◆ **DATA EXTRACT**:
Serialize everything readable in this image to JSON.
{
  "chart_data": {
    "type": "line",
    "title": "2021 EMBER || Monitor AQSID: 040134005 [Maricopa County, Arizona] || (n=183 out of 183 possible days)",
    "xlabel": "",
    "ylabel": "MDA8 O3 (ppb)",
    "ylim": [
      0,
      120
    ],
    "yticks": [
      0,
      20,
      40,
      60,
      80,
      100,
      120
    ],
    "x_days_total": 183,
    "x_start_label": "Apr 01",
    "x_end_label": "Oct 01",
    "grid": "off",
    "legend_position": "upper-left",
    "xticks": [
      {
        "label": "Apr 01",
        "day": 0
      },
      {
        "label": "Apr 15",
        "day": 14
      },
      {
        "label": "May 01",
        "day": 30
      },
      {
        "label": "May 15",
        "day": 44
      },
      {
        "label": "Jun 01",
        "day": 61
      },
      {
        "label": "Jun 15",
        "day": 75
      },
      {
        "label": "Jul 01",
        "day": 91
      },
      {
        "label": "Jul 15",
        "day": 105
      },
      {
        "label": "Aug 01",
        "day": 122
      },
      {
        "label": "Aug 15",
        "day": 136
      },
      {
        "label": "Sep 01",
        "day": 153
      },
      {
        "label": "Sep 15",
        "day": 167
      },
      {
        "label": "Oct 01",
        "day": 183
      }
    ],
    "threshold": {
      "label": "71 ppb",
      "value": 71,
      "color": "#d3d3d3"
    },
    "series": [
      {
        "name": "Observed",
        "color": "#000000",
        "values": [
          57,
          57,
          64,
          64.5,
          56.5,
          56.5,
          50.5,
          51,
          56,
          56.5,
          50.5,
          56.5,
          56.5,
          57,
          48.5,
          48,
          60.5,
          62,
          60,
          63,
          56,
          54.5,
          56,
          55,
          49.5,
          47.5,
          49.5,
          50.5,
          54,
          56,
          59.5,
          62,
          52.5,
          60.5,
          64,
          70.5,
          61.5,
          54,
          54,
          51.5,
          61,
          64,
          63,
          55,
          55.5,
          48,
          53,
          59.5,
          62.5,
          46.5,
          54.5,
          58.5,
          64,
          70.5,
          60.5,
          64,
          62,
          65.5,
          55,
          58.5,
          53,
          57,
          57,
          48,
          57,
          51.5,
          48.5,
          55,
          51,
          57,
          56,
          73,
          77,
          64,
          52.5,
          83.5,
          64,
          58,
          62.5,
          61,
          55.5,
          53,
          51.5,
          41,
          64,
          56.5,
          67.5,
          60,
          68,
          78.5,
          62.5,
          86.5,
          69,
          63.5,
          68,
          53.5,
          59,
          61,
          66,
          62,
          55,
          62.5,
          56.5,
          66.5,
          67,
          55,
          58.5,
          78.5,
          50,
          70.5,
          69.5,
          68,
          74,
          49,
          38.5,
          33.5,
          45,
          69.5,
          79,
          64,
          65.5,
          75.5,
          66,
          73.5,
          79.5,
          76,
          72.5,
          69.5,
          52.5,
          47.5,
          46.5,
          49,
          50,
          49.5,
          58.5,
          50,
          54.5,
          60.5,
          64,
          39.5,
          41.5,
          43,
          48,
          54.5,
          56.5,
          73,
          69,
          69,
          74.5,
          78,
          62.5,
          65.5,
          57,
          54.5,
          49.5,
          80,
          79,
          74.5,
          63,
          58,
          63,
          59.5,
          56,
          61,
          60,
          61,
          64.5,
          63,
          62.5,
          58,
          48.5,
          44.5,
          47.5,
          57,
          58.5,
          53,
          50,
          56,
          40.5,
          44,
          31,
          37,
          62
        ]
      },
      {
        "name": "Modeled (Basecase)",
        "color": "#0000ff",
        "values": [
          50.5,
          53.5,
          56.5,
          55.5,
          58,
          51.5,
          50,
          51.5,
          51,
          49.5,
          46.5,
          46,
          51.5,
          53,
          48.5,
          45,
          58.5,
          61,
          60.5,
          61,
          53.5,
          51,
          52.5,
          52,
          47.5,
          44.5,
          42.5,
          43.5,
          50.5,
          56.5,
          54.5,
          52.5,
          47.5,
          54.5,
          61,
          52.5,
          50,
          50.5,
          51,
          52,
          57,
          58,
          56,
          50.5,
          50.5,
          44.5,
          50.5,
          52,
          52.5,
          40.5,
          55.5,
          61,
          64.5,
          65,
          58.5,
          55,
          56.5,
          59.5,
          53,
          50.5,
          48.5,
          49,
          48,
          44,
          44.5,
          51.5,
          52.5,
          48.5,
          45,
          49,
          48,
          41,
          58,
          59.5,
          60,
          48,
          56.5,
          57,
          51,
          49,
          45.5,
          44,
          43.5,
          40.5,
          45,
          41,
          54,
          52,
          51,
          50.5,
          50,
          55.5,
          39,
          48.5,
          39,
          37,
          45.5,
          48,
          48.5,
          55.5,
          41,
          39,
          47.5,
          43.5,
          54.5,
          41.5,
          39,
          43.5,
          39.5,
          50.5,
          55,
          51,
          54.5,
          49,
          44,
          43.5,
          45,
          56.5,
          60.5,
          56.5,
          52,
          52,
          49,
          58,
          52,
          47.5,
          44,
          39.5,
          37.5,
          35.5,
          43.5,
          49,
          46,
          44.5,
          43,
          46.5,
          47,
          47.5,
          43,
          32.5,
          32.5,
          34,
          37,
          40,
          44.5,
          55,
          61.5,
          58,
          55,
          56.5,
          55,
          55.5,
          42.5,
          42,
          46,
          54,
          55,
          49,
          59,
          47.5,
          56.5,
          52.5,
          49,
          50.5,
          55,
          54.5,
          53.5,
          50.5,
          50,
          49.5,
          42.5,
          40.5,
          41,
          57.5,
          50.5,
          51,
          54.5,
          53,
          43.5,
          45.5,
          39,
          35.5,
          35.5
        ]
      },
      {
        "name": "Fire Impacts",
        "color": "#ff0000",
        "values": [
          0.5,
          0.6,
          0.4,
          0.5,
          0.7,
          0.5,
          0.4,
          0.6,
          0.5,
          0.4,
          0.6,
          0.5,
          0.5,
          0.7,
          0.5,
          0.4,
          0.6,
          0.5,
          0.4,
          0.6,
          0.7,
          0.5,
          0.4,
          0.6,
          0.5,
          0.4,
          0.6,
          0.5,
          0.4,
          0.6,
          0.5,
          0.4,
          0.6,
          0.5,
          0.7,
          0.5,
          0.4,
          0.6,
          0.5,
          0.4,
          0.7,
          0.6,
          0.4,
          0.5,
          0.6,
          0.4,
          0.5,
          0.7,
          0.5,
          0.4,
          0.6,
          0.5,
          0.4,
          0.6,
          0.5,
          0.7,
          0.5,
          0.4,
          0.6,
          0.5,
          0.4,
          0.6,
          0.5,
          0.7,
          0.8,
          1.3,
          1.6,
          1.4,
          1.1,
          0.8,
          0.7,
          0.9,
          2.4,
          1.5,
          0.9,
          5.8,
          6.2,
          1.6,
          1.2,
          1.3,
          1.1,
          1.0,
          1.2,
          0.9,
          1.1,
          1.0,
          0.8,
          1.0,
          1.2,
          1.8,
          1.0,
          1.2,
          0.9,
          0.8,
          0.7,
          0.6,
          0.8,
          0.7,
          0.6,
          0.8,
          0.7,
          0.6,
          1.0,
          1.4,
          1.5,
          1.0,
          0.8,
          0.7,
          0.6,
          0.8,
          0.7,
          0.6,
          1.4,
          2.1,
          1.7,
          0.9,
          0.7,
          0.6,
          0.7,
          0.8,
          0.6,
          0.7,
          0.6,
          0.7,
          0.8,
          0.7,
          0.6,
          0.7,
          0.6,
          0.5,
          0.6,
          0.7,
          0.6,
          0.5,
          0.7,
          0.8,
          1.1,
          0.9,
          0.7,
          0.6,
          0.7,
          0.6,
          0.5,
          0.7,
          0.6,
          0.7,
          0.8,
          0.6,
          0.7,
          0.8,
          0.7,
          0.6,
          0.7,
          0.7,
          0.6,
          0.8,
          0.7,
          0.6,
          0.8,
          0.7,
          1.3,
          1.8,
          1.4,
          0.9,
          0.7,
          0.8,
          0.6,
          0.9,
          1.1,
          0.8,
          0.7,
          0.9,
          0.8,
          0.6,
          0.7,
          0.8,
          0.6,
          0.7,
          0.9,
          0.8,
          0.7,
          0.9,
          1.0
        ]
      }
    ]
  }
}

◆ **CHALLENGE**:
Identify every line where the string "color" appears.

◆ **EXPECTED ANSWER**:
      "color": "#d3d3d3"
        "color": "#000000",
        "color": "#0000ff",
        "color": "#ff0000",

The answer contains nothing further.